- _PROBLEMS AND TASKS_:
(1) In the root canal obturation extract below, condense the paragraph beginning "The cold lateral condensation technique (CLCT)" into a short bulleted list that keeps its main facts.
(2) Write the next part of the root canal obturation extract below, starting after its final sentence on the aims of the in vitro study.

- _EXTRACT PROVIDED_:

= Beginning of Section =

Keywords oval-shaped canals - gutta-percha-filled area - sealer - voids - filling techniques
Introduction
Endodontic treatment aims to maintain or reestablish the health of periapical tissues
by cleaning and filling the root canals.[1 ]
[2 ] Biomechanical preparation and intracanal dressing (when used) are responsible for
disinfection; however, they are not able to completely eliminate the root canal system
content.[3 ]
[4 ] Therefore, an effective root canal filling must be performed to maintain cleanliness,
trap remaining microorganisms, interrupt the supply of nutrients needed for their
survival, and avoid contamination or recontamination.[5 ]
Obturation has most commonly been performed with gutta-percha and a sealer. Schilder[1 ] and Epley et al[6 ] suggested that root canal filling material should adapt adequately to the canal
walls as well as its irregularities. Furthermore, it is important that gutta-percha
be placed along the entire length of the canal, be densely compacted, and consist
of a homogeneous mass. For this reason, a widely used strategy to evaluate the quality
of obturations is to analyze the percentages of areas filled with gutta-percha, sealer
and voids (PGFA, PSFA, and PVFA, respectively).[7 ]
[8 ]
The cold lateral condensation technique (CLCT) is the most common approach used in
endodontic clinics. Its advantages include relative ease of use, low cost, predictability,
and controlled placement. However, this technique has been known to leave voids, use
an excessive amount of sealer, and be deficient in adapting gutta-percha adequately
to root canal walls.[5 ]
The warm vertical condensation technique enables gutta-percha to be provided in a
homogeneous and dimensionally stable mass; this makes it easier for the material to
penetrate root canal system ramifications. This technique has been simplified by certain
recently introduced devices such as System B (SybronEndo; Orange, California, United
States). This or similar equipment allows the heating of the filling material in a
single step. Moreover, this approach leads to the creation of the continuous wave
of condensation technique (CWCT). CWCT is not only a more costly technique, requiring
specific equipment, but it also promotes higher extrusion of filling materials.[5 ]
No obturation technique can completely fill the root canal.[5 ] This limitation is even more critical in teeth with oval canals, such as the mandibular
incisors.[9 ]
[10 ] For this reason, different materials,[11 ]
[12 ] techniques,[13 ]
[14 ] and modifications[15 ]
[16 ] have been proposed and studied using several methodologies.[17 ]
[18 ]
One of the preferred tools to assess the adhesive interface and the topographic features
of the root canal filling is confocal laser scanning microscopy (CLSM). It stands
out because it allows samples to be measured in depth despite a wet environment. A
fluorescent dye is used to mark root canal sealers so that they can be analyzed under
CLSM. Certain dyes are added to sealers to cause certain wavelengths to excite the
marked structure for the purpose of making the spectrum visible. CLSM is capable of
accurately determining the degree of adaptation and penetration of the root canal
filling materials.[18 ]
This in vitro study aimed at determining PGFA, PSFA, and PVFA in oval-shaped root
canals obturated with CLCT and CWCT and assessing two respective procedural modifications
using CLSM.

= End of Section =

- _EXERCISE DATA_:
= Beginning of Section =

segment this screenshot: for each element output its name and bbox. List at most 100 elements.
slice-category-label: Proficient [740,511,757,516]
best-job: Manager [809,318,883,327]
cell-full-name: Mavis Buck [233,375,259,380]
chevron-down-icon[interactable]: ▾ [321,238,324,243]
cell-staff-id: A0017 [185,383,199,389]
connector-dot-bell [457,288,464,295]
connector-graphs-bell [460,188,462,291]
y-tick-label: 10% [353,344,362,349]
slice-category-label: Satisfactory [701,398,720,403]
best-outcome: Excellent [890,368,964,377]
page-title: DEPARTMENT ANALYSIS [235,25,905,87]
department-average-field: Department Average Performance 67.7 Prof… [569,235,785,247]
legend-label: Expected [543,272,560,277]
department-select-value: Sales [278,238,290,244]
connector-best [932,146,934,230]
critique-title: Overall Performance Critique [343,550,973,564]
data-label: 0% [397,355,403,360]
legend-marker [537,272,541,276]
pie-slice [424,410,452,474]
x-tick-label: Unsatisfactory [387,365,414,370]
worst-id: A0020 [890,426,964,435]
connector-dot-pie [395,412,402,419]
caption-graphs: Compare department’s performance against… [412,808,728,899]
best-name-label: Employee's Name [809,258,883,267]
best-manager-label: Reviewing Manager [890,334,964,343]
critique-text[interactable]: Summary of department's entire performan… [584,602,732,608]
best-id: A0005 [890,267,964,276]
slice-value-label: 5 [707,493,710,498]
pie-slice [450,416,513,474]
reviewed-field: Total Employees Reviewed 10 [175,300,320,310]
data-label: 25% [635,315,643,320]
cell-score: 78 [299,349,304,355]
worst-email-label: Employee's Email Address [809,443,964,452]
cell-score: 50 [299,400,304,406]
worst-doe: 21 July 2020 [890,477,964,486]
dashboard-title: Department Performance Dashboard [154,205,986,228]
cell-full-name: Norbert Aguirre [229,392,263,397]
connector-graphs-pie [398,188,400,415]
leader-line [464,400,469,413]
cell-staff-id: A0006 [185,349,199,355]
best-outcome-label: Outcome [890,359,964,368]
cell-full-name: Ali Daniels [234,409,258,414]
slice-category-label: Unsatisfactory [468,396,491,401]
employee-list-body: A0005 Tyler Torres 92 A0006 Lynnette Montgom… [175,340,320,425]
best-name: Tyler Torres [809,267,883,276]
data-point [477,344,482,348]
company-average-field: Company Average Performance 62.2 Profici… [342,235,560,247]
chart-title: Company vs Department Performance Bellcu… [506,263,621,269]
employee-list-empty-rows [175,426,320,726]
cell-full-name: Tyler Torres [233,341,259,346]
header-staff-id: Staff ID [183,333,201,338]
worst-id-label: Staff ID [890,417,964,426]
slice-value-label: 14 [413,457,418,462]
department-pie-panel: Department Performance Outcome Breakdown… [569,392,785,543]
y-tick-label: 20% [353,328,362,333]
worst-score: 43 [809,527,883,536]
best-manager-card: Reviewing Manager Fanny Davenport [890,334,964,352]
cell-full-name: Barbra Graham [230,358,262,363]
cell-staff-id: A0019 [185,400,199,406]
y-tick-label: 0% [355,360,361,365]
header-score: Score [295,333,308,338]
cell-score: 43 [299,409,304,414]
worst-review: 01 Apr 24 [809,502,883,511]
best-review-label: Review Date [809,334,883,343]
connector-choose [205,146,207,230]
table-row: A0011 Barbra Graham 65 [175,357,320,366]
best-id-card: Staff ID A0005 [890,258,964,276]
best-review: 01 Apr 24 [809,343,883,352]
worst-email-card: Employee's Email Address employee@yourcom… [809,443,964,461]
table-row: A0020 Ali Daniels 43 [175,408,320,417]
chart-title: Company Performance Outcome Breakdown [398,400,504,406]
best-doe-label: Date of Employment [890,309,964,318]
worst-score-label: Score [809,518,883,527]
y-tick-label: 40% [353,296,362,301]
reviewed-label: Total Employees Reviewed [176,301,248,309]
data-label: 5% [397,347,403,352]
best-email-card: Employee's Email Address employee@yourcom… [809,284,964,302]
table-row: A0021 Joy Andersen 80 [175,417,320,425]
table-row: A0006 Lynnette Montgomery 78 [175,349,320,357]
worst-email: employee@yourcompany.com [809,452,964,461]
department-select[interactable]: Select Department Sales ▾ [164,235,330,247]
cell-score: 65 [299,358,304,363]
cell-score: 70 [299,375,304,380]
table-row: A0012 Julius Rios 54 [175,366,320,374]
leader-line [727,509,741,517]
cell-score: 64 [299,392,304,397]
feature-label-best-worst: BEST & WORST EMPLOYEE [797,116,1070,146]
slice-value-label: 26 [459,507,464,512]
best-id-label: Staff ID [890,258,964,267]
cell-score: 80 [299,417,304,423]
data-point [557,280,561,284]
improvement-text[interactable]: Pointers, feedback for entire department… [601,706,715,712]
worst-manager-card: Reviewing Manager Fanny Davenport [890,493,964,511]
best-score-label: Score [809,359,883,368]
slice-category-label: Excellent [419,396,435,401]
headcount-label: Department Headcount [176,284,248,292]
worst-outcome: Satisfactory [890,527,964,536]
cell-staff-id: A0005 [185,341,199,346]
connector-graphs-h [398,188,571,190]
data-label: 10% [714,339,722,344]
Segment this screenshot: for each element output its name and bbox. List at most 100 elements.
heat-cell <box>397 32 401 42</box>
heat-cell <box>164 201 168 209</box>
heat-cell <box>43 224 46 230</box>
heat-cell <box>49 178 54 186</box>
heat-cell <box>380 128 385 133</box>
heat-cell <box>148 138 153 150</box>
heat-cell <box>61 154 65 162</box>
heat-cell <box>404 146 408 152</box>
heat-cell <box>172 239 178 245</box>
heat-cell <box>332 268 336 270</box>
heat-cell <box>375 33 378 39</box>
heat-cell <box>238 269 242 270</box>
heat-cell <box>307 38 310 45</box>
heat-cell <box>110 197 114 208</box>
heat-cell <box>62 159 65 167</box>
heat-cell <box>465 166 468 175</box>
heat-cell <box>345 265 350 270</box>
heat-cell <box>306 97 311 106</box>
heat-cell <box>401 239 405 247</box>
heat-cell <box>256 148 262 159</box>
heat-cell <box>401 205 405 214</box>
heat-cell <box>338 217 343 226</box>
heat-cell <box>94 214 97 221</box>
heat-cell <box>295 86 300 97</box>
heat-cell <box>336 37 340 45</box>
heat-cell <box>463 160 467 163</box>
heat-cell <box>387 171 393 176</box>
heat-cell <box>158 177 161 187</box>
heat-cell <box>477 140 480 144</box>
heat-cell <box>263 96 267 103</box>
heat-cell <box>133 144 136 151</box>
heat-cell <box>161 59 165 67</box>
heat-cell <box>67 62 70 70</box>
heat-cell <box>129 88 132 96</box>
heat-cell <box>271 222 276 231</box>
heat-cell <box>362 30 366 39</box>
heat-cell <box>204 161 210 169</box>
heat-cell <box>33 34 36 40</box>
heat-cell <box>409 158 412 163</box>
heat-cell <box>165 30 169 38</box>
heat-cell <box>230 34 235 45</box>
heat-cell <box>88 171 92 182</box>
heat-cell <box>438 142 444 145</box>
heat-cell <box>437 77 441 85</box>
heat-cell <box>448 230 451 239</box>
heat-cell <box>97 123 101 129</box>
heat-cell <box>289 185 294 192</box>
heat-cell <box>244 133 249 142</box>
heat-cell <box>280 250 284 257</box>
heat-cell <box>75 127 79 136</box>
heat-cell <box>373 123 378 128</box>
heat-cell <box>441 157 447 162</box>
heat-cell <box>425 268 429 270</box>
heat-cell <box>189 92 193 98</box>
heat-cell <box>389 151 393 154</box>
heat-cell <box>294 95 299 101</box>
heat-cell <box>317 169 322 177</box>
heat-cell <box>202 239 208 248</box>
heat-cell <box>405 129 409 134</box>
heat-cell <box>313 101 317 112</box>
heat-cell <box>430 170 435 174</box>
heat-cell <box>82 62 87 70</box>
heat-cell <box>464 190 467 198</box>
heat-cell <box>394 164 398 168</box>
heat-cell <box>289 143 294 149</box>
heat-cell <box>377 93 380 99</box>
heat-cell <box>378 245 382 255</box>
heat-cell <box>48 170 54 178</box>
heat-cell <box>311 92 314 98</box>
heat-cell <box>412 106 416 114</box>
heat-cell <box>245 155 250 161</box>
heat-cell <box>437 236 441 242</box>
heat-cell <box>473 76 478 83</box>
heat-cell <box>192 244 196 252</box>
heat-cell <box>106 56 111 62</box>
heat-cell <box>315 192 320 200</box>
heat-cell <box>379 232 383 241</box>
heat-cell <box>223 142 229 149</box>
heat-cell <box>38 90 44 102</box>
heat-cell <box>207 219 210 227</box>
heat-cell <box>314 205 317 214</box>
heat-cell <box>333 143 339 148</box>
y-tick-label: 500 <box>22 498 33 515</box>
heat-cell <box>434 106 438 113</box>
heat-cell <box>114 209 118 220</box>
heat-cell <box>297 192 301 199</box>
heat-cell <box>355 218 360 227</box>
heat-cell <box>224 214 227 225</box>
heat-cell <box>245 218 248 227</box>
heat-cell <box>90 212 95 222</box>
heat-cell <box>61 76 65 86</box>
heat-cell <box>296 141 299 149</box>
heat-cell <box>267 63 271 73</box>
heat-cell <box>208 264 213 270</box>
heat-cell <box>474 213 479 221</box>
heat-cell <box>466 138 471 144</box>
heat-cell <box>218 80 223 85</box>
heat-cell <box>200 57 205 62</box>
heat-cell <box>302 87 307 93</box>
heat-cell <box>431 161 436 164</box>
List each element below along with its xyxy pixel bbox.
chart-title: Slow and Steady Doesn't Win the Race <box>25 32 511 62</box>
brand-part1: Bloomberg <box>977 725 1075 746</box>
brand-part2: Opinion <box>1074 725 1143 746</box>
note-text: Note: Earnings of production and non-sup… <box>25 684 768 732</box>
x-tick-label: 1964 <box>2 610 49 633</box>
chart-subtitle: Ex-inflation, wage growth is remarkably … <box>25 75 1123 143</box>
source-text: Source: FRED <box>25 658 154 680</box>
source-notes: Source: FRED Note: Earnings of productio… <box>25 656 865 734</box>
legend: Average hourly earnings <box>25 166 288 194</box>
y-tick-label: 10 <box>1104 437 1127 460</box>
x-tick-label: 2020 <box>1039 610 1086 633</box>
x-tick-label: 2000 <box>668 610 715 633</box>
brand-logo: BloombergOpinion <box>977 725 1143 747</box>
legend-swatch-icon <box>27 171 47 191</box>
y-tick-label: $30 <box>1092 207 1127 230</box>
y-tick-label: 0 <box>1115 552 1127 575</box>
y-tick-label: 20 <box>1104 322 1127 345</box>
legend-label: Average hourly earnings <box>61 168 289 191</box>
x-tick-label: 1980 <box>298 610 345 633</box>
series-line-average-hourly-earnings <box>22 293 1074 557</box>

= End of Section =

- _ANSWER LIST_:
(1)
- The cold lateral condensation technique (CLCT) is the approach most commonly used in endodontic clinics.
- Advantages: relative ease of use, low cost, predictability, and controlled placement.
- Drawbacks: it is known to leave voids, use too much sealer, and adapt gutta-percha poorly to root canal walls.

(2)
Materials and Methods
Tooth Selection
Sixty extracted human mandibular central incisors were selected for this study after
approval by the University Research Ethics Committee (no. 5690/11). The selection
was based on acquiring teeth with straight and single root canals ending in just one
main apical foramen, without radicular cracks, resorption process, or other anatomical
complexities, and with prior endodontic treatment. Buccal and proximal radiographs,
and a stereomicroscope under 20× magnification (Expert DN; Mueller-Optronic, Erfurt,
Germany) were used to confirm these features. The teeth were kept in a 0.1% thymol
solution at 4°C until use.
Root Canal Shaping and Filling
The roots of the teeth were standardized at 14 mm in length by sectioning tooth crowns
with a low-speed steel cutting disc (IsoMet, Buehler, Lake Bluff, Illinois, United
States). Root canal orifices were prepared with a 3082 tapered-tip bur (KG Sorensen,
São Paulo, Brazil) and a Largo No. 2 drill (Dentsply-Maillefer, Ballaigues, Switzerland),
whereas cervical and middle thirds were prepared using Gates-Glidden No. 3 and No.
2 drills (Dentsply-Maillefer). The working lengths (WLs) were established at 1 mm
short of the point where a 15-K file (Dentsply-Maillefer) was visible at the apical
foramen.
Instrumentation of root canals used the crown-down technique and rotary ProTaper instruments
(Dentsply-Maillefer) up to size F3 at the WL. At each change of file, the canals were
irrigated with 2.5 mL of 2.5% NaOCl (Fórmula & Ação, São Paulo, Brazil) prepared immediately
before, together with a flush of 3 mL of 17% ethylenediaminetetraacetic acid (EDTA)
(Fórmula & Ação) for 3 minutes. The final rinse consisted of 5 mL of sterile water.
The root canals were dried with sterile absorbent paper points (Tanari, São Paulo,
Brazil). A 10-μL aliquot of AH Plus (Dentsply DeTrey, Konstanz, Germany), labeled
with 0.1% Rhodamine B dye (Sigma-Aldrich, St. Louis, Missouri, United States), was
placed into the root canal using a size 20 Lentulo spiral in a counterclockwise rotation.
The filling procedure was performed by dividing the teeth into four groups (n = 15) according to the respective technique ([Table 1 ]). The teeth were then stored in 100% humidity at 37°C for 2 weeks.
Table 1
Groups and protocols for root canal fillings
Group
Protocol
Abbreviations: CLCT, cold lateral condensation technique; CWCT, continuous wave of
condensation technique; ISO, International Organization for Standardization; MCLCT,
modified cold lateral condensation technique; MCWCT, modified continuous wave of condensation
technique; WL, working length.
G1 (CLCT)
Cold lateral condensation technique was performed with an ISO-sized 30 gutta-percha
master cone (Tanari). A size 25 NiTi finger spreader calibrated up to 1 mm from the
WL was introduced up to the allowed depth. R7 accessory cones (Tanari) were used for
lateral condensation. As many accessory cones as possible were placed in the canal.
G2 (CWCT)
Continuous wave of condensation technique was performed using an F3 master cone (Dentsply-Maillefer)
with a sectioned tip locked at 1 mm short of the WL. The heat carrier of System B
(SybronEndo) was used up to 5 mm from the WL.
G3 (MCLCT)
The same protocol described for G1 but using an F3 master cone.
G4 (MCWCT)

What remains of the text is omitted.